_Work required:_ Start at the line containing "Give me a plain-text" and transcribe every line exactly through the end of the records below, and only those lines.
Start
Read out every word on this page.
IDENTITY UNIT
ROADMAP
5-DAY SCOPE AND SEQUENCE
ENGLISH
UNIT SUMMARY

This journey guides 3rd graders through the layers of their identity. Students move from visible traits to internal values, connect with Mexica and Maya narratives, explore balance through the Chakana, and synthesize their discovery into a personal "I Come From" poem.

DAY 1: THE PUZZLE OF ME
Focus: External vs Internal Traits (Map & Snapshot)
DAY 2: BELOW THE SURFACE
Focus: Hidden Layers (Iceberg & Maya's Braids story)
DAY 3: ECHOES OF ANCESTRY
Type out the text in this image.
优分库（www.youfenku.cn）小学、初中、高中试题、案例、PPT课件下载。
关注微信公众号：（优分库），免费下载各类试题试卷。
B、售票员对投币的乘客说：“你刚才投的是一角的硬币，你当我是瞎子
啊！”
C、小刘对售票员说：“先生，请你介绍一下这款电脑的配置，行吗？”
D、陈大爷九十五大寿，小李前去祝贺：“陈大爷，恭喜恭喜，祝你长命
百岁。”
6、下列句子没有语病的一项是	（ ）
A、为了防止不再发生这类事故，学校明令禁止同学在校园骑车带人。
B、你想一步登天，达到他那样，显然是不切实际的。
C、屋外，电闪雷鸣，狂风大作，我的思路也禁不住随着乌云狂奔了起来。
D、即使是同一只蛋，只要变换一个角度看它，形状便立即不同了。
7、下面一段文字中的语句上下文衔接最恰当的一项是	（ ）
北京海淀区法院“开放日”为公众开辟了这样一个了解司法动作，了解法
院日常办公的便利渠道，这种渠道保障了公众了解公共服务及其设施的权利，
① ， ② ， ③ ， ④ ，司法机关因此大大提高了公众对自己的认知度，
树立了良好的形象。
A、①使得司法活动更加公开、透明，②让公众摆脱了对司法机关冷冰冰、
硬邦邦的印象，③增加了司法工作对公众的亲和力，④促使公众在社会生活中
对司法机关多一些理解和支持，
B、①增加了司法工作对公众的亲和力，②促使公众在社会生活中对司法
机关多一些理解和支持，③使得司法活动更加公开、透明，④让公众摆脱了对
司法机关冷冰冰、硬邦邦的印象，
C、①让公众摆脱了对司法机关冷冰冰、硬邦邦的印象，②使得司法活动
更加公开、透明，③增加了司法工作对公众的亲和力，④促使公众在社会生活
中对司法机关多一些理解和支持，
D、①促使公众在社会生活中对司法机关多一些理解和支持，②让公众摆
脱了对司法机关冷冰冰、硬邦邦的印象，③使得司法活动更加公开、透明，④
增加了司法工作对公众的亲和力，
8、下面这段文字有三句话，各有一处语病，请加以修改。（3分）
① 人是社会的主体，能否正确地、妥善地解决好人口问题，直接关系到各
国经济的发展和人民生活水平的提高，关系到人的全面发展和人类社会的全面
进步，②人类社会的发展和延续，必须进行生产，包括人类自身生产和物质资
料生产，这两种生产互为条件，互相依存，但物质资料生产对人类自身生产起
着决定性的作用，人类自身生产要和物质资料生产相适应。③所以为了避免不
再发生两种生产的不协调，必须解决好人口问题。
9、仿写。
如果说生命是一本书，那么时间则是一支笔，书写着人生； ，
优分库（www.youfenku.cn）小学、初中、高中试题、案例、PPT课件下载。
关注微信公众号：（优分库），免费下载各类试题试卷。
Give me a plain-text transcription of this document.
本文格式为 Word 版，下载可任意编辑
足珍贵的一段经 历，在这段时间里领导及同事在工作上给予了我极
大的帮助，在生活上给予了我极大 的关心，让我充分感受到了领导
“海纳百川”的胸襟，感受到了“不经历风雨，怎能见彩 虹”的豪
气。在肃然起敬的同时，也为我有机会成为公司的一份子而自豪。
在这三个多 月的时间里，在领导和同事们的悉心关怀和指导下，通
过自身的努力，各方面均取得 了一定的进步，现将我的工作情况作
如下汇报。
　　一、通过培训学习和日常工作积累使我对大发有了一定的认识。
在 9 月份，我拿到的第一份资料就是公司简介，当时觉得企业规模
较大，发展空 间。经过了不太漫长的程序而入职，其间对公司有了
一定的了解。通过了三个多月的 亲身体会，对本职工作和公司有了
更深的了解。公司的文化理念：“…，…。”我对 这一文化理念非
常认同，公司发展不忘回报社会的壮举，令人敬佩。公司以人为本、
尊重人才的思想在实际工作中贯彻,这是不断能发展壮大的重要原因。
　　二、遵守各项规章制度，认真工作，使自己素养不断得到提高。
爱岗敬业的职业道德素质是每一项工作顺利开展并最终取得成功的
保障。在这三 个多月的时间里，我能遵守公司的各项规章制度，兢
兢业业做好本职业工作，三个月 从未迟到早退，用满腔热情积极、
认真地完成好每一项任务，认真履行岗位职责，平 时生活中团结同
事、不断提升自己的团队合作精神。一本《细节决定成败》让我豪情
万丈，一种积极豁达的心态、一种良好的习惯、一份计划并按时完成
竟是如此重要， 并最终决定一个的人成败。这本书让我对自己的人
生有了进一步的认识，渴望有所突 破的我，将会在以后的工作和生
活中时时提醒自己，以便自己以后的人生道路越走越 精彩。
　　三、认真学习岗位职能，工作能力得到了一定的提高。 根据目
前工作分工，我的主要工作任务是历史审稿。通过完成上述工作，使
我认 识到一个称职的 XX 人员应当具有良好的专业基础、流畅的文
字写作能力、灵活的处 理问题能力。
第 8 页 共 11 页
End
_Exercise output:_
Give me a plain-text transcription of this document.
本文格式为 Word 版，下载可任意编辑
足珍贵的一段经 历，在这段时间里领导及同事在工作上给予了我极
大的帮助，在生活上给予了我极大 的关心，让我充分感受到了领导
“海纳百川”的胸襟，感受到了“不经历风雨，怎能见彩 虹”的豪
气。在肃然起敬的同时，也为我有机会成为公司的一份子而自豪。
在这三个多 月的时间里，在领导和同事们的悉心关怀和指导下，通
过自身的努力，各方面均取得 了一定的进步，现将我的工作情况作
如下汇报。
　　一、通过培训学习和日常工作积累使我对大发有了一定的认识。
在 9 月份，我拿到的第一份资料就是公司简介，当时觉得企业规模
较大，发展空 间。经过了不太漫长的程序而入职，其间对公司有了
一定的了解。通过了三个多月的 亲身体会，对本职工作和公司有了
更深的了解。公司的文化理念：“…，…。”我对 这一文化理念非
常认同，公司发展不忘回报社会的壮举，令人敬佩。公司以人为本、
尊重人才的思想在实际工作中贯彻,这是不断能发展壮大的重要原因。
　　二、遵守各项规章制度，认真工作，使自己素养不断得到提高。
爱岗敬业的职业道德素质是每一项工作顺利开展并最终取得成功的
保障。在这三 个多月的时间里，我能遵守公司的各项规章制度，兢
兢业业做好本职业工作，三个月 从未迟到早退，用满腔热情积极、
认真地完成好每一项任务，认真履行岗位职责，平 时生活中团结同
事、不断提升自己的团队合作精神。一本《细节决定成败》让我豪情
万丈，一种积极豁达的心态、一种良好的习惯、一份计划并按时完成
竟是如此重要， 并最终决定一个的人成败。这本书让我对自己的人
生有了进一步的认识，渴望有所突 破的我，将会在以后的工作和生
活中时时提醒自己，以便自己以后的人生道路越走越 精彩。
　　三、认真学习岗位职能，工作能力得到了一定的提高。 根据目
前工作分工，我的主要工作任务是历史审稿。通过完成上述工作，使
我认 识到一个称职的 XX 人员应当具有良好的专业基础、流畅的文
字写作能力、灵活的处 理问题能力。
第 8 页 共 11 页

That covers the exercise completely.